** Begin EXERCISE INPUT **

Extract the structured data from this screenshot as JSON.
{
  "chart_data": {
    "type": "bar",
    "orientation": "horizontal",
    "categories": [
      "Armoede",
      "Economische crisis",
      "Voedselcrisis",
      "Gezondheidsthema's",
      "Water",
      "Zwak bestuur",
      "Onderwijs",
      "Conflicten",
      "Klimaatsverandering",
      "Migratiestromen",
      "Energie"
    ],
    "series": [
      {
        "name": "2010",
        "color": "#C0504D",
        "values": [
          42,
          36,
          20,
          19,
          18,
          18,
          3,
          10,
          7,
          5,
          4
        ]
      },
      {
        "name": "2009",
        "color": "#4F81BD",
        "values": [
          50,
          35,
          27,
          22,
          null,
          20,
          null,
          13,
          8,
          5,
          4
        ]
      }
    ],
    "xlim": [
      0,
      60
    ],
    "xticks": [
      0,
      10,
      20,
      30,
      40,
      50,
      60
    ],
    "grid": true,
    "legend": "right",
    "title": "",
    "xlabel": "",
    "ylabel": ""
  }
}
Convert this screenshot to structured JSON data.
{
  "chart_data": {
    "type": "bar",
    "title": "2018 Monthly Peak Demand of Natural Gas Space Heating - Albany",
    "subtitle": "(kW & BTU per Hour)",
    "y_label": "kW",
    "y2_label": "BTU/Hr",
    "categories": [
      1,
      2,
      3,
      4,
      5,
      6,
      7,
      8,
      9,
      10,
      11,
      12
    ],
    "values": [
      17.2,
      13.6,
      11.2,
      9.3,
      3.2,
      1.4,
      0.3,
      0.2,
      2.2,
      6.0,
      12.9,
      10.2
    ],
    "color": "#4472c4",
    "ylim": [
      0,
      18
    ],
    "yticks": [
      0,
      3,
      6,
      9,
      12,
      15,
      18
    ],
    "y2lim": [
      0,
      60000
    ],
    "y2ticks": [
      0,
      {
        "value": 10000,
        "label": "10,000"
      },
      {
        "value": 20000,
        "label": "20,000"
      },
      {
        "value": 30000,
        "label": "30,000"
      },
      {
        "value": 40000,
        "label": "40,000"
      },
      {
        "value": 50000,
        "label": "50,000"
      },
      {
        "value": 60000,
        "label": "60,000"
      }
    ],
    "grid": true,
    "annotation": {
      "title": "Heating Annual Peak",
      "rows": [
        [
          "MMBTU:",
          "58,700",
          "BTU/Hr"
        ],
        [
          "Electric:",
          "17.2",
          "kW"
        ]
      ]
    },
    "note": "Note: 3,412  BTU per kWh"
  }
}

** End EXERCISE INPUT **

# WHAT YOU WILL DO:
Retype every entry word for word.

# ANSWER FOR THIS EXERCISE:
Extract the structured data from this screenshot as JSON.
{
  "chart_data": {
    "type": "bar",
    "orientation": "horizontal",
    "categories": [
      "Armoede",
      "Economische crisis",
      "Voedselcrisis",
      "Gezondheidsthema's",
      "Water",
      "Zwak bestuur",
      "Onderwijs",
      "Conflicten",
      "Klimaatsverandering",
      "Migratiestromen",
      "Energie"
    ],
    "series": [
      {
        "name": "2010",
        "color": "#C0504D",
        "values": [
          42,
          36,
          20,
          19,
          18,
          18,
          3,
          10,
          7,
          5,
          4
        ]
      },
      {
        "name": "2009",
        "color": "#4F81BD",
        "values": [
          50,
          35,
          27,
          22,
          null,
          20,
          null,
          13,
          8,
          5,
          4
        ]
      }
    ],
    "xlim": [
      0,
      60
    ],
    "xticks": [
      0,
      10,
      20,
      30,
      40,
      50,
      60
    ],
    "grid": true,
    "legend": "right",
    "title": "",
    "xlabel": "",
    "ylabel": ""
  }
}
Convert this screenshot to structured JSON data.
{
  "chart_data": {
    "type": "bar",
    "title": "2018 Monthly Peak Demand of Natural Gas Space Heating - Albany",
    "subtitle": "(kW & BTU per Hour)",
    "y_label": "kW",
    "y2_label": "BTU/Hr",
    "categories": [
      1,
      2,
      3,
      4,
      5,
      6,
      7,
      8,
      9,
      10,
      11,
      12
    ],
    "values": [
      17.2,
      13.6,
      11.2,
      9.3,
      3.2,
      1.4,
      0.3,
      0.2,
      2.2,
      6.0,
      12.9,
      10.2
    ],
    "color": "#4472c4",
    "ylim": [
      0,
      18
    ],
    "yticks": [
      0,
      3,
      6,
      9,
      12,
      15,
      18
    ],
    "y2lim": [
      0,
      60000
    ],
    "y2ticks": [
      0,
      {
        "value": 10000,
        "label": "10,000"
      },
      {
        "value": 20000,
        "label": "20,000"
      },
      {
        "value": 30000,
        "label": "30,000"
      },
      {
        "value": 40000,
        "label": "40,000"
      },
      {
        "value": 50000,
        "label": "50,000"
      },
      {
        "value": 60000,
        "label": "60,000"
      }
    ],
    "grid": true,
    "annotation": {
      "title": "Heating Annual Peak",
      "rows": [
        [
          "MMBTU:",
          "58,700",
          "BTU/Hr"
        ],
        [
          "Electric:",
          "17.2",
          "kW"
        ]
      ]
    },
    "note": "Note: 3,412  BTU per kWh"
  }
}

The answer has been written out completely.